■ **SOURCE MATERIAL**:
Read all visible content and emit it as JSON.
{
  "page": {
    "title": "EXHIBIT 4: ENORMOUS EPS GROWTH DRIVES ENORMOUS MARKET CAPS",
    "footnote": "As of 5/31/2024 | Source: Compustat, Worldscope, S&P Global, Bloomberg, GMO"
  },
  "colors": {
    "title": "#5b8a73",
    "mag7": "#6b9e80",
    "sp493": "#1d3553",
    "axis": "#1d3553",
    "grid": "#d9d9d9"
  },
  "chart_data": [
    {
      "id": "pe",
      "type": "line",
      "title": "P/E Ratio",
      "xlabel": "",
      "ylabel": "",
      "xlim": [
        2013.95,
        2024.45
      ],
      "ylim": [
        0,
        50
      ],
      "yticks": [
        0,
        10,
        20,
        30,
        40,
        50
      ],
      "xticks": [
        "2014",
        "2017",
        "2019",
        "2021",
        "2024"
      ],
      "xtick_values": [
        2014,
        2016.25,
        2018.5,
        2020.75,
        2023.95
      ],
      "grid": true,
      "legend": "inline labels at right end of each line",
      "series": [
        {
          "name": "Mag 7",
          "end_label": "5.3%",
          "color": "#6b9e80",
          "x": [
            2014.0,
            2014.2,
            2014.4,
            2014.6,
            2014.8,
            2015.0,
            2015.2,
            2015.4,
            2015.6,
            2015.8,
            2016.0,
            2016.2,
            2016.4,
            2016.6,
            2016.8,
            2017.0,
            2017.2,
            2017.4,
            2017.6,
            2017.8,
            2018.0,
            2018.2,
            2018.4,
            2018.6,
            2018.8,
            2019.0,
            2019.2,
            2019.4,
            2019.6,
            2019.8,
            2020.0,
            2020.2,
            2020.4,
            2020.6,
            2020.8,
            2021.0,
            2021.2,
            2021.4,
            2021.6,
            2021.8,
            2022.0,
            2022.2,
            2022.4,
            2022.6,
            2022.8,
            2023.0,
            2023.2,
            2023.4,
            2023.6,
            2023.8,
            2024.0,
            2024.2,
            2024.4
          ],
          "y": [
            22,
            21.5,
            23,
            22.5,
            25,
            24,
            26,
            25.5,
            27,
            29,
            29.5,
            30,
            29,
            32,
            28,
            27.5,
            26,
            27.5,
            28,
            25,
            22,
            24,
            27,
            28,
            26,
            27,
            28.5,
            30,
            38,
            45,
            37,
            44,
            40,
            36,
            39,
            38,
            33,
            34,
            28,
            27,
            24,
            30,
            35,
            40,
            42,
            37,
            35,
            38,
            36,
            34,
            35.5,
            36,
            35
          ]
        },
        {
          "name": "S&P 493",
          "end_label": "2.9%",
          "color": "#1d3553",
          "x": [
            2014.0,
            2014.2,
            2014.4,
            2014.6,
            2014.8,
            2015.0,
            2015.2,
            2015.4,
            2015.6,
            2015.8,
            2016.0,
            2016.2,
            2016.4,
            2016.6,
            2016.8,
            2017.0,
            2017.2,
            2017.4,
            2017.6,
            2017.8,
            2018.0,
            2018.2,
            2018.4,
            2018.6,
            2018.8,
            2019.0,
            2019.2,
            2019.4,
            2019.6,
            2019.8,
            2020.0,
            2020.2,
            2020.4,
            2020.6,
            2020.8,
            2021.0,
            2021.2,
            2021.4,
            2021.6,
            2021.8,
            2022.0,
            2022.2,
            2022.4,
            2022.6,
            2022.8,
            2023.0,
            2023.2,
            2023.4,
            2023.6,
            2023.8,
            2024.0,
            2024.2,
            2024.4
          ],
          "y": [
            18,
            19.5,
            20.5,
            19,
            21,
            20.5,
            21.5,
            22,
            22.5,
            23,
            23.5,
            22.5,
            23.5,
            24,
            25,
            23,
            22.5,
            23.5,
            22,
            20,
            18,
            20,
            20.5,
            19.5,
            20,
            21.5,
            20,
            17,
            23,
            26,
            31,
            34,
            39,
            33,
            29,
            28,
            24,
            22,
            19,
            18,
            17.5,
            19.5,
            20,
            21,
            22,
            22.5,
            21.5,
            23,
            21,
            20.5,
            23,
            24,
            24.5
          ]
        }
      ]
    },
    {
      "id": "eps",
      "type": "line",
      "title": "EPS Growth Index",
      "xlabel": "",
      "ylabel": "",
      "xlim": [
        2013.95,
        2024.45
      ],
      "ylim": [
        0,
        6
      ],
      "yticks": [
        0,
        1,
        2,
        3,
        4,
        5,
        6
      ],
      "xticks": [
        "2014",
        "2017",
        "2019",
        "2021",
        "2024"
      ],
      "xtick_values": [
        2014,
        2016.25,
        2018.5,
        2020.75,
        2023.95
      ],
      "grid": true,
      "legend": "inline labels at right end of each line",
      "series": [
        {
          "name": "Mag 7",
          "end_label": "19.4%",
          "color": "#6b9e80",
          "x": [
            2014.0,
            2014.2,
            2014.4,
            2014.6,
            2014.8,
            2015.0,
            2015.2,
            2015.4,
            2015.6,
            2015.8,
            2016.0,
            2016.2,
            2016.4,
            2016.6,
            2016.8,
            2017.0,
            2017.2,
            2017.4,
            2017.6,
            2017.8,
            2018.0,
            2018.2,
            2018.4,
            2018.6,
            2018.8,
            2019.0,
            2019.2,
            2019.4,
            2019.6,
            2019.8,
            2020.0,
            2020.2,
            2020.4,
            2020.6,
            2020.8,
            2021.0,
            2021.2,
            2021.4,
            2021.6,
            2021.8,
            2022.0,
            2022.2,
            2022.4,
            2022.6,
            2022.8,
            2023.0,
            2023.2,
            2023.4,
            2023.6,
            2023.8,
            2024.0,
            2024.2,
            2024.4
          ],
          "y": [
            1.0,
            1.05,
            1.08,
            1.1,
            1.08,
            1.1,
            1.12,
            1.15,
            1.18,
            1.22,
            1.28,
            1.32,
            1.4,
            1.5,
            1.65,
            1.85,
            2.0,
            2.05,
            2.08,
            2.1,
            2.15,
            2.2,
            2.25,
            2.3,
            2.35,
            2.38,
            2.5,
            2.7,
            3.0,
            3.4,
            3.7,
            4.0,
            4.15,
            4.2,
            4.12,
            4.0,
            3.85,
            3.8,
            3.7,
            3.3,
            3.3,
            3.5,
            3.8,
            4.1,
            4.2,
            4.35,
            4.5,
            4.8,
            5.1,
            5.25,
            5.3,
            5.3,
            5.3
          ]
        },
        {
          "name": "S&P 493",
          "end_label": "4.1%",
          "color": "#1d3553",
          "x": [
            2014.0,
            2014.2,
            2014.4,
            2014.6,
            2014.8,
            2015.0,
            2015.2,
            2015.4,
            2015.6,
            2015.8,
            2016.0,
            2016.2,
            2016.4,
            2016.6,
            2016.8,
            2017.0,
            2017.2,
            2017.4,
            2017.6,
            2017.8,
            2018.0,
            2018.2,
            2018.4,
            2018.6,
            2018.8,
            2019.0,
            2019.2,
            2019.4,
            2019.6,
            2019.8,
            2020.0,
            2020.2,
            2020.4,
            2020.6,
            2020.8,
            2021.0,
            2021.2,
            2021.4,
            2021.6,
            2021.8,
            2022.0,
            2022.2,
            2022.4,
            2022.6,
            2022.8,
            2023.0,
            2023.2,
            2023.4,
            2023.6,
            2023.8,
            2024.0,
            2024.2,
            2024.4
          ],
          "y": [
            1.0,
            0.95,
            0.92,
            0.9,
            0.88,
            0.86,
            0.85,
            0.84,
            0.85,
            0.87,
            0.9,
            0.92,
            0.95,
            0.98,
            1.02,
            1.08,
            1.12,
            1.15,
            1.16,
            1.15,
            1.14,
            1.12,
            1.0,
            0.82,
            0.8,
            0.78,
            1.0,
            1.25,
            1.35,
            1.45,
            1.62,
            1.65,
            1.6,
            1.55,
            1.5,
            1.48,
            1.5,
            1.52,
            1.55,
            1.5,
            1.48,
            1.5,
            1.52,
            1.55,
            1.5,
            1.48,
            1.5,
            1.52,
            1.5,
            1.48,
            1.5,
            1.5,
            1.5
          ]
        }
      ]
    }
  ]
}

■ **AIM OF THE EXERCISE**: In the entries above, count each line holding "title" and report the total and nothing more.

■ **ANSWER IN FULL**: 4